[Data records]
* * * *

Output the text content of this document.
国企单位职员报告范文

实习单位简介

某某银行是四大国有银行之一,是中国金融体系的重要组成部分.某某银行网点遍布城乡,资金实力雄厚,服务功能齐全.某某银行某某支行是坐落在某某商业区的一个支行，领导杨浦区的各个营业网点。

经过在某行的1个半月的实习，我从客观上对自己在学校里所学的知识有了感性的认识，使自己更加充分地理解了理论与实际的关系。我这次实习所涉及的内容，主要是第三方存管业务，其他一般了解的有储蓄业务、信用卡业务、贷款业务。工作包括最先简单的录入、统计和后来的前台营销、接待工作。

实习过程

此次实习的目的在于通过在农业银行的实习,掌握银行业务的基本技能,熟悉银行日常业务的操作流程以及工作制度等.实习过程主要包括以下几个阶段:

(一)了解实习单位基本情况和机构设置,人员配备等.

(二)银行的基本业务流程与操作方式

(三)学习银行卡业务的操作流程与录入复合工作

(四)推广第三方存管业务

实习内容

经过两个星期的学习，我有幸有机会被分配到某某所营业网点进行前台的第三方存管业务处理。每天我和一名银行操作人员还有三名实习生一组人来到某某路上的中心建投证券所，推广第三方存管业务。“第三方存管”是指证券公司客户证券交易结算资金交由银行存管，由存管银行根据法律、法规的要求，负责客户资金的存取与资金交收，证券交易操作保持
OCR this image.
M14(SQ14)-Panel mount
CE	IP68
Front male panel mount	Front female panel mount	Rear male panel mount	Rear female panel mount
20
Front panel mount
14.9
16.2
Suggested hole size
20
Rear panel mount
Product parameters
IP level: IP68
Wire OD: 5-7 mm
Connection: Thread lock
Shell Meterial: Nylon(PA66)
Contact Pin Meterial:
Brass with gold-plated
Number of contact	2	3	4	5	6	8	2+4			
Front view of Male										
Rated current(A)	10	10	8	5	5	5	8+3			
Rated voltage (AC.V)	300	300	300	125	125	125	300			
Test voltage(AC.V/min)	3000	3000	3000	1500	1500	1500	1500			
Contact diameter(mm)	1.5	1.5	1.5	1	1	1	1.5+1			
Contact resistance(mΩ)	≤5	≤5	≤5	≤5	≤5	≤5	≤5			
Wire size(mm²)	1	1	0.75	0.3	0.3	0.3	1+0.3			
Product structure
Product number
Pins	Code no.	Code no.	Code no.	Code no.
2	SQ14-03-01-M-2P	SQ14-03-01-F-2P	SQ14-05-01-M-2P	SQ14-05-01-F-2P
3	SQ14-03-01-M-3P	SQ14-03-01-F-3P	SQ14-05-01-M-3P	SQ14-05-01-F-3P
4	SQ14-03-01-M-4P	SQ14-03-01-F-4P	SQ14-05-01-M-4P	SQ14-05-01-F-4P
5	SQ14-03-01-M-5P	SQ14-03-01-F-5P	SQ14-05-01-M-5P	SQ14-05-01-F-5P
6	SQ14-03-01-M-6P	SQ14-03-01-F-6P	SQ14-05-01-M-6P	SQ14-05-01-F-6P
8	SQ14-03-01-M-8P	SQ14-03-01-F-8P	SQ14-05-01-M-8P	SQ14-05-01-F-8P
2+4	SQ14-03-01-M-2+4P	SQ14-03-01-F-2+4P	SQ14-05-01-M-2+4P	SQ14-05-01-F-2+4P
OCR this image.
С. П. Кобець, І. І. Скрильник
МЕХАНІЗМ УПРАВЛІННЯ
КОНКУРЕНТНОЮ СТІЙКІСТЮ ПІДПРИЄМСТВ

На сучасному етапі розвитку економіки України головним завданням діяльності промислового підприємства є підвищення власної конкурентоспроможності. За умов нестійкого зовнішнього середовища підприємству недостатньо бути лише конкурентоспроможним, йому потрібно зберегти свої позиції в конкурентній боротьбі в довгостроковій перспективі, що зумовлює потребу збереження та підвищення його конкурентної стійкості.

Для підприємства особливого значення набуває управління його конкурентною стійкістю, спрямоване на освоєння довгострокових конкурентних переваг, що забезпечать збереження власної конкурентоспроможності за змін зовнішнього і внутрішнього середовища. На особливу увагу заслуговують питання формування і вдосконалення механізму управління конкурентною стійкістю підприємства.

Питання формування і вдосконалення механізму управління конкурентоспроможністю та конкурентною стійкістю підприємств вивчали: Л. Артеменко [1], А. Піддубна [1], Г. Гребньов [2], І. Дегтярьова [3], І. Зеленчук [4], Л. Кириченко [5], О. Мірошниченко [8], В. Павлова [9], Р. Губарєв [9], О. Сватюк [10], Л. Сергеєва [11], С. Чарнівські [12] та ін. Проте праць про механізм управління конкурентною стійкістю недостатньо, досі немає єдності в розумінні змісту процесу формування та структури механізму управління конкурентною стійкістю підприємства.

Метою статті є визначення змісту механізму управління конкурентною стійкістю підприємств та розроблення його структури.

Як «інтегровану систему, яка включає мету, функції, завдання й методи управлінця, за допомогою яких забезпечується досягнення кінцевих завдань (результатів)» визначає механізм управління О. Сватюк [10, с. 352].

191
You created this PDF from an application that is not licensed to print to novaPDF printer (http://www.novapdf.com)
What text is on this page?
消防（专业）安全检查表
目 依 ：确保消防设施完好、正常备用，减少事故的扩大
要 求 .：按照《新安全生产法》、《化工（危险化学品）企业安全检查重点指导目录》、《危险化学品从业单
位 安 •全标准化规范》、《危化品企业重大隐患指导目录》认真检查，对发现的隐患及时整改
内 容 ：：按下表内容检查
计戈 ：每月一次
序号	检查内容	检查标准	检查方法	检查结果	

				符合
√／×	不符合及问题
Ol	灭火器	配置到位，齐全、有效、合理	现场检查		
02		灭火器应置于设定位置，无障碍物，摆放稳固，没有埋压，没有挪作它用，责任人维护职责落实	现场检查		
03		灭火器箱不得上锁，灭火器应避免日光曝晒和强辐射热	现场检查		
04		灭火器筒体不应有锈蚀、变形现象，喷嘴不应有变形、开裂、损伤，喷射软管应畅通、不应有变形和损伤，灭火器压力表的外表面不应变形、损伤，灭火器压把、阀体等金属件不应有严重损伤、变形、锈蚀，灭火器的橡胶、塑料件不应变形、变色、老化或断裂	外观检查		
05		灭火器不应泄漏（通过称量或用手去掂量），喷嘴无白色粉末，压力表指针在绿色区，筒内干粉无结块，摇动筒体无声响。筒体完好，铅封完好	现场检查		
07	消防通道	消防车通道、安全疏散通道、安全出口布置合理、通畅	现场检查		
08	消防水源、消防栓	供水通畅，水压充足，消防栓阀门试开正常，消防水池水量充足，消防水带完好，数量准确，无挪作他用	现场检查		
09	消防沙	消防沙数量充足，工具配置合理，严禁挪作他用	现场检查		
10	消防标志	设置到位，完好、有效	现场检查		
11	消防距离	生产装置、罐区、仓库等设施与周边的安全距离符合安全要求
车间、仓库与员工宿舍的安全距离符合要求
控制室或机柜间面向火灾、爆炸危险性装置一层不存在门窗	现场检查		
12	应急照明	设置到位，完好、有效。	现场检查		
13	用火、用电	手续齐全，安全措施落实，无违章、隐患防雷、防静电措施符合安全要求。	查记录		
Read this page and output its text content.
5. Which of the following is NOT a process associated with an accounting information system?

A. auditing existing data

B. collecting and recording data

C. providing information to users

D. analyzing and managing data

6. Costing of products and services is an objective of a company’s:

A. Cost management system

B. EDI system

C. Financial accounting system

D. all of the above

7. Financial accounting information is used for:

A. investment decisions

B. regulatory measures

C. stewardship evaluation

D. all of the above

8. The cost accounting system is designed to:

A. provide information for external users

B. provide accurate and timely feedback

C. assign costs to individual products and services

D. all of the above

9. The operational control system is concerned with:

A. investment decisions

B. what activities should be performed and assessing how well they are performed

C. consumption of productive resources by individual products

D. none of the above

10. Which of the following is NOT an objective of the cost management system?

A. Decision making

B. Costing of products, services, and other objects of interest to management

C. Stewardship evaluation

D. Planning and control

* * * *

■ **GIVEN INSTRUCTION**
Copy out every line of the listing that contains the string "following".

■ **OUTPUT**
5. Which of the following is NOT a process associated with an accounting information system?
10. Which of the following is NOT an objective of the cost management system?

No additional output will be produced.